**Your instructions**
Give the records back in full, exactly as they read.
# # # # #
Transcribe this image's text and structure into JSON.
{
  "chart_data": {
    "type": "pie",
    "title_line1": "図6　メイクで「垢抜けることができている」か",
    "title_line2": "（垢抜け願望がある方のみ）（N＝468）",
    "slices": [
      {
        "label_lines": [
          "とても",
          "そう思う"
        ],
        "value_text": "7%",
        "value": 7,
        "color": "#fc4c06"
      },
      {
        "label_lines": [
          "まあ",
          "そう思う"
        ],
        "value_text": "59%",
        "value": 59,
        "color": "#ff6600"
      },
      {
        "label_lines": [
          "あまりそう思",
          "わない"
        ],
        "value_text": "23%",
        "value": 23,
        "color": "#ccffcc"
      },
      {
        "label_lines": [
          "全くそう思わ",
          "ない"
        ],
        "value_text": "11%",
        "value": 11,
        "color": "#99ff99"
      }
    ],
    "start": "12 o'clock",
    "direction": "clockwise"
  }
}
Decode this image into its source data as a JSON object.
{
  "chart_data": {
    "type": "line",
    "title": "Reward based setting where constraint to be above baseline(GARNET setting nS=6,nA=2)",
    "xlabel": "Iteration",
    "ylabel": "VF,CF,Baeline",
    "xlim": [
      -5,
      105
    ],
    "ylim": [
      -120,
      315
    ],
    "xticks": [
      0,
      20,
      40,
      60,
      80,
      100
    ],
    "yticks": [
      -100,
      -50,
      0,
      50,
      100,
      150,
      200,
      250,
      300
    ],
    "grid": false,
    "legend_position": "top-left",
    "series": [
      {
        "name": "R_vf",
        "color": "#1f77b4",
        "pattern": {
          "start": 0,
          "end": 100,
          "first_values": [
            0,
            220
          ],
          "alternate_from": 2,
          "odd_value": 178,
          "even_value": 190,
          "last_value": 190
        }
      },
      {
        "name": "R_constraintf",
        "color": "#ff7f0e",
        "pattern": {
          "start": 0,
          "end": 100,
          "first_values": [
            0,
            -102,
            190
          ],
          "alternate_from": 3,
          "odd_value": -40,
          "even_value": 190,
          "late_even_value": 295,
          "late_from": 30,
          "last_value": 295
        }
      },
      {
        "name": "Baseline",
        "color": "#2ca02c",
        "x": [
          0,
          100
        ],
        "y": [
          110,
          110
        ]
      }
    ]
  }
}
# # # # #
**Answer to this task**
Transcribe this image's text and structure into JSON.
{
  "chart_data": {
    "type": "pie",
    "title_line1": "図6　メイクで「垢抜けることができている」か",
    "title_line2": "（垢抜け願望がある方のみ）（N＝468）",
    "slices": [
      {
        "label_lines": [
          "とても",
          "そう思う"
        ],
        "value_text": "7%",
        "value": 7,
        "color": "#fc4c06"
      },
      {
        "label_lines": [
          "まあ",
          "そう思う"
        ],
        "value_text": "59%",
        "value": 59,
        "color": "#ff6600"
      },
      {
        "label_lines": [
          "あまりそう思",
          "わない"
        ],
        "value_text": "23%",
        "value": 23,
        "color": "#ccffcc"
      },
      {
        "label_lines": [
          "全くそう思わ",
          "ない"
        ],
        "value_text": "11%",
        "value": 11,
        "color": "#99ff99"
      }
    ],
    "start": "12 o'clock",
    "direction": "clockwise"
  }
}
Decode this image into its source data as a JSON object.
{
  "chart_data": {
    "type": "line",
    "title": "Reward based setting where constraint to be above baseline(GARNET setting nS=6,nA=2)",
    "xlabel": "Iteration",
    "ylabel": "VF,CF,Baeline",
    "xlim": [
      -5,
      105
    ],
    "ylim": [
      -120,
      315
    ],
    "xticks": [
      0,
      20,
      40,
      60,
      80,
      100
    ],
    "yticks": [
      -100,
      -50,
      0,
      50,
      100,
      150,
      200,
      250,
      300
    ],
    "grid": false,
    "legend_position": "top-left",
    "series": [
      {
        "name": "R_vf",
        "color": "#1f77b4",
        "pattern": {
          "start": 0,
          "end": 100,
          "first_values": [
            0,
            220
          ],
          "alternate_from": 2,
          "odd_value": 178,
          "even_value": 190,
          "last_value": 190
        }
      },
      {
        "name": "R_constraintf",
        "color": "#ff7f0e",
        "pattern": {
          "start": 0,
          "end": 100,
          "first_values": [
            0,
            -102,
            190
          ],
          "alternate_from": 3,
          "odd_value": -40,
          "even_value": 190,
          "late_even_value": 295,
          "late_from": 30,
          "last_value": 295
        }
      },
      {
        "name": "Baseline",
        "color": "#2ca02c",
        "x": [
          0,
          100
        ],
        "y": [
          110,
          110
        ]
      }
    ]
  }
}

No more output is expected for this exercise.